Recorded information
========================================================================
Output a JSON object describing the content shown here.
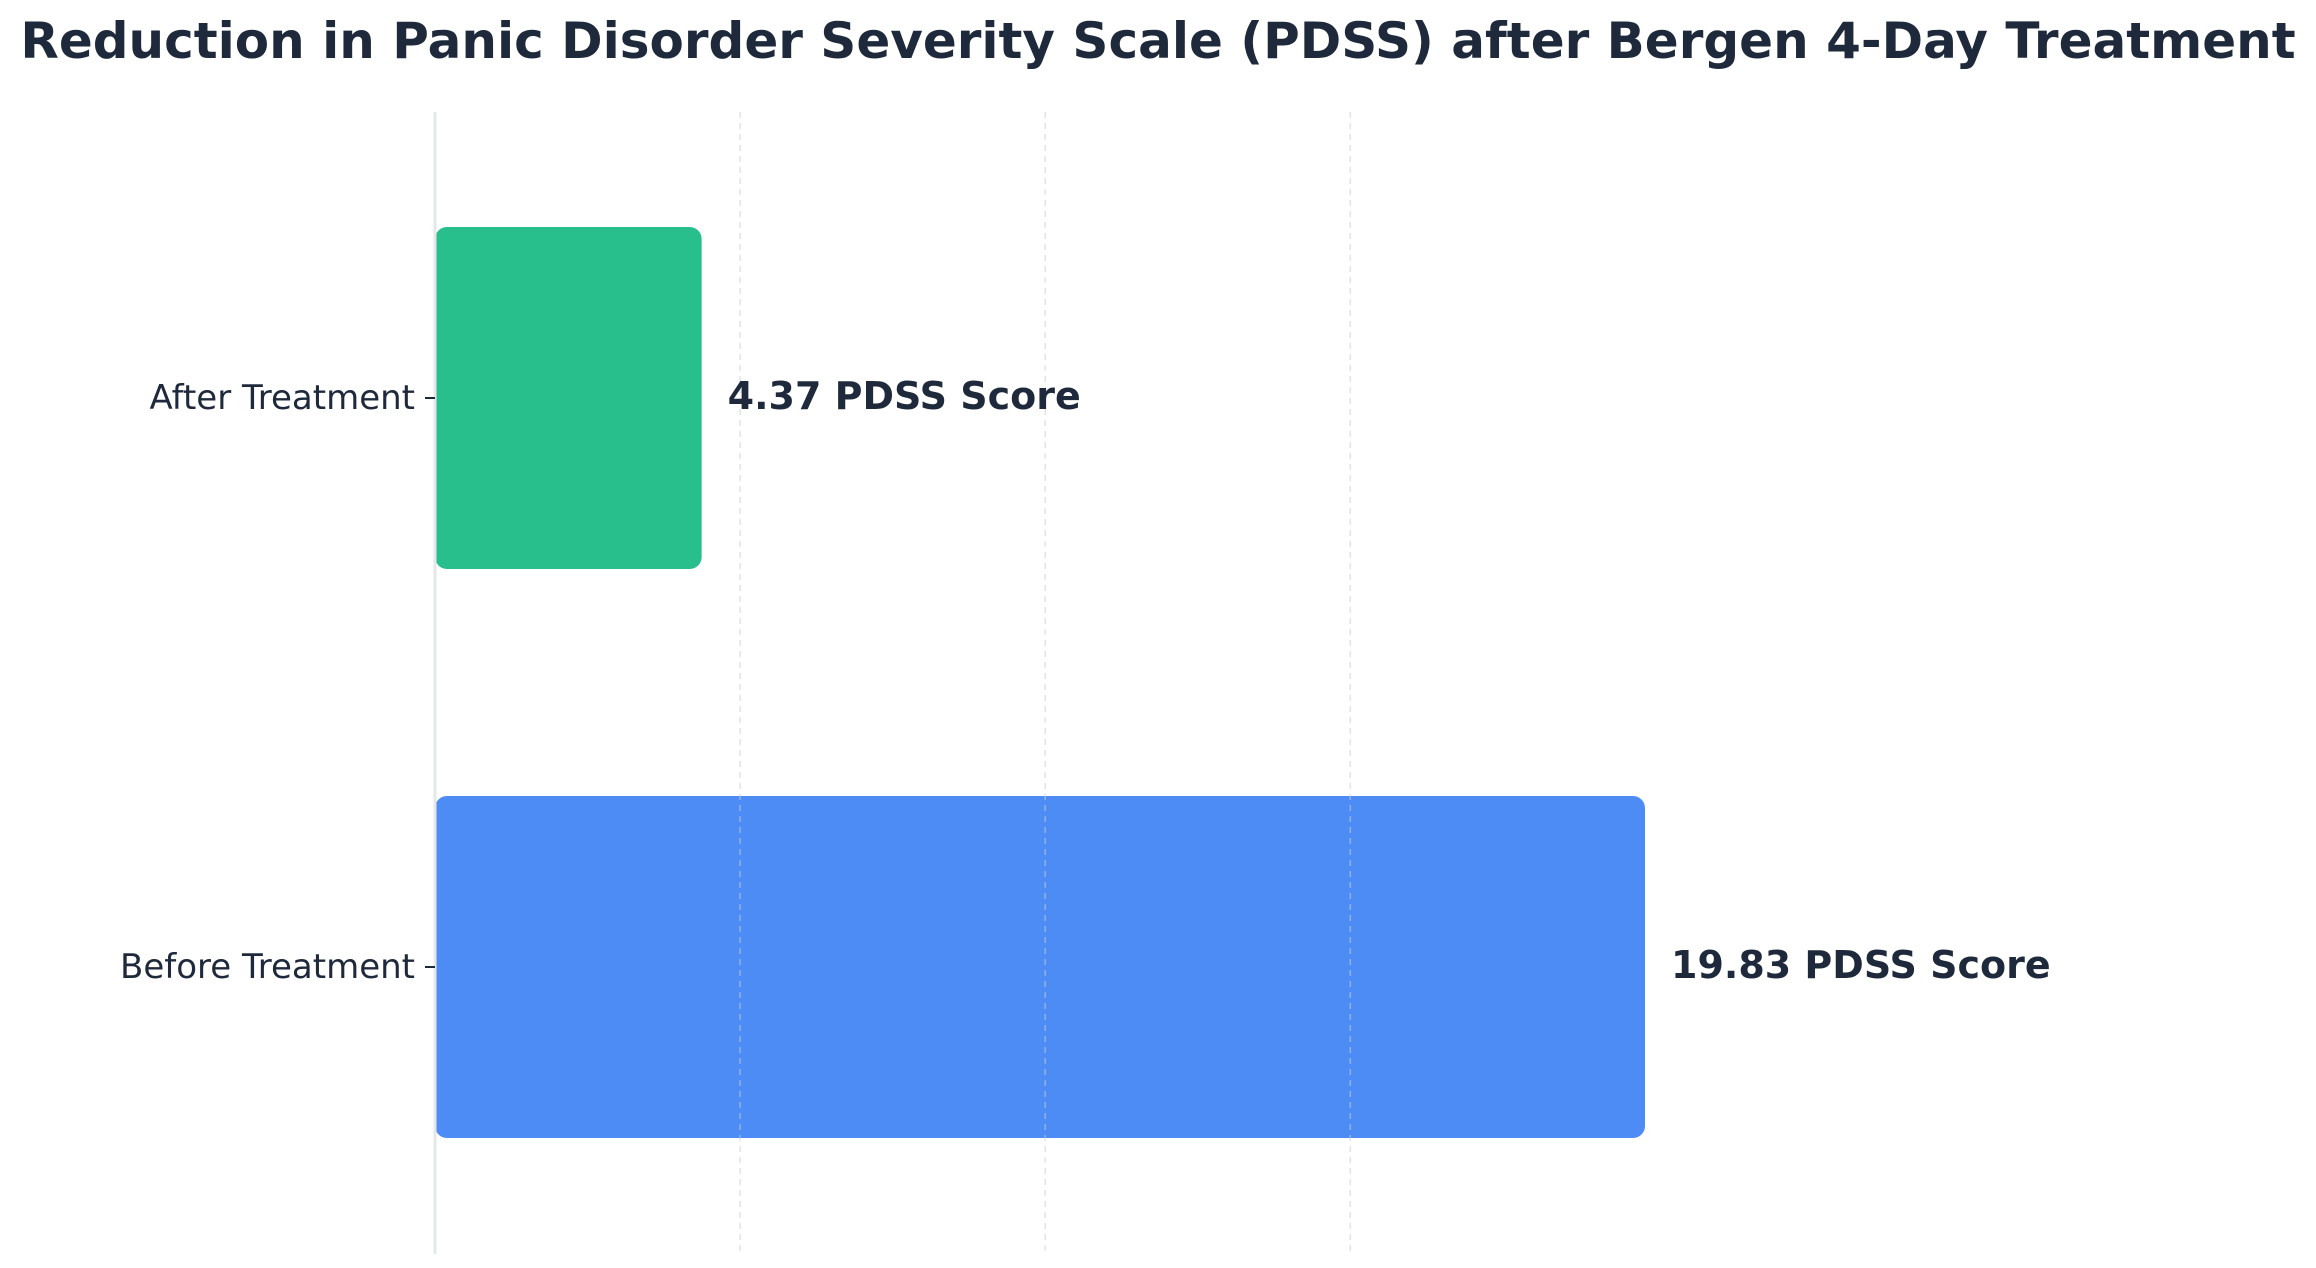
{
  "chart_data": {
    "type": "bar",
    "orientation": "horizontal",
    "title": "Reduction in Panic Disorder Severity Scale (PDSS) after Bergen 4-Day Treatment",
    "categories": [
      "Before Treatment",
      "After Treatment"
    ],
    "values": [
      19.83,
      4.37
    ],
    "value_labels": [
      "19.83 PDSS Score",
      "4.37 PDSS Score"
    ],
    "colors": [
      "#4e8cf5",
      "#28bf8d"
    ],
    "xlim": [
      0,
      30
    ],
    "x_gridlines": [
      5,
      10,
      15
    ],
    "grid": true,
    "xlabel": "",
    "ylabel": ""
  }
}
========================================================================
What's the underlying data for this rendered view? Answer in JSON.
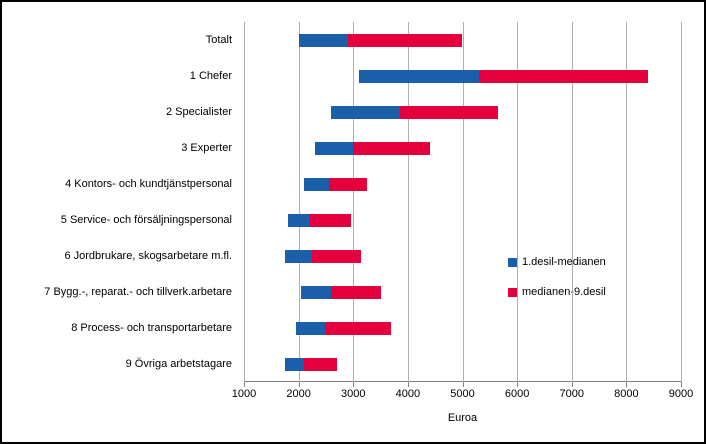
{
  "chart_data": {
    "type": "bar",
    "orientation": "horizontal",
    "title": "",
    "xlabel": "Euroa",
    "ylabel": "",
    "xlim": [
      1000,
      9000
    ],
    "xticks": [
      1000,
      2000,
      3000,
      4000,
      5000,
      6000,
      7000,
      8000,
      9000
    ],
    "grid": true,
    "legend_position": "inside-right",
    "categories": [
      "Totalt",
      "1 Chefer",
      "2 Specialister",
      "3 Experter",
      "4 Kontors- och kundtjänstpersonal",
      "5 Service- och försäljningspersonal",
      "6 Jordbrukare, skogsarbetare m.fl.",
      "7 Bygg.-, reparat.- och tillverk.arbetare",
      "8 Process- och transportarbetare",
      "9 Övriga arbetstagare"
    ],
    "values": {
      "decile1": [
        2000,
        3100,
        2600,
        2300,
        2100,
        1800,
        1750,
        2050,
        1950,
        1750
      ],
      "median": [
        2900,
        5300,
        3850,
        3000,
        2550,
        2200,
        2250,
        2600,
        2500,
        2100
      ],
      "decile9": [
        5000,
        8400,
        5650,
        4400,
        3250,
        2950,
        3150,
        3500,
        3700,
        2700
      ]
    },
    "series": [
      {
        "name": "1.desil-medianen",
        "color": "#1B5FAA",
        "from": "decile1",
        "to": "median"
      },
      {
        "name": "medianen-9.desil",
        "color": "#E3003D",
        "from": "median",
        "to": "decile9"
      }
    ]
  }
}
========================================================================
Work instructions
Search the data for the string "Treatment" and copy each line where it appears.

Correct answer
    "title": "Reduction in Panic Disorder Severity Scale (PDSS) after Bergen 4-Day Treatment",
      "Before Treatment",
      "After Treatment"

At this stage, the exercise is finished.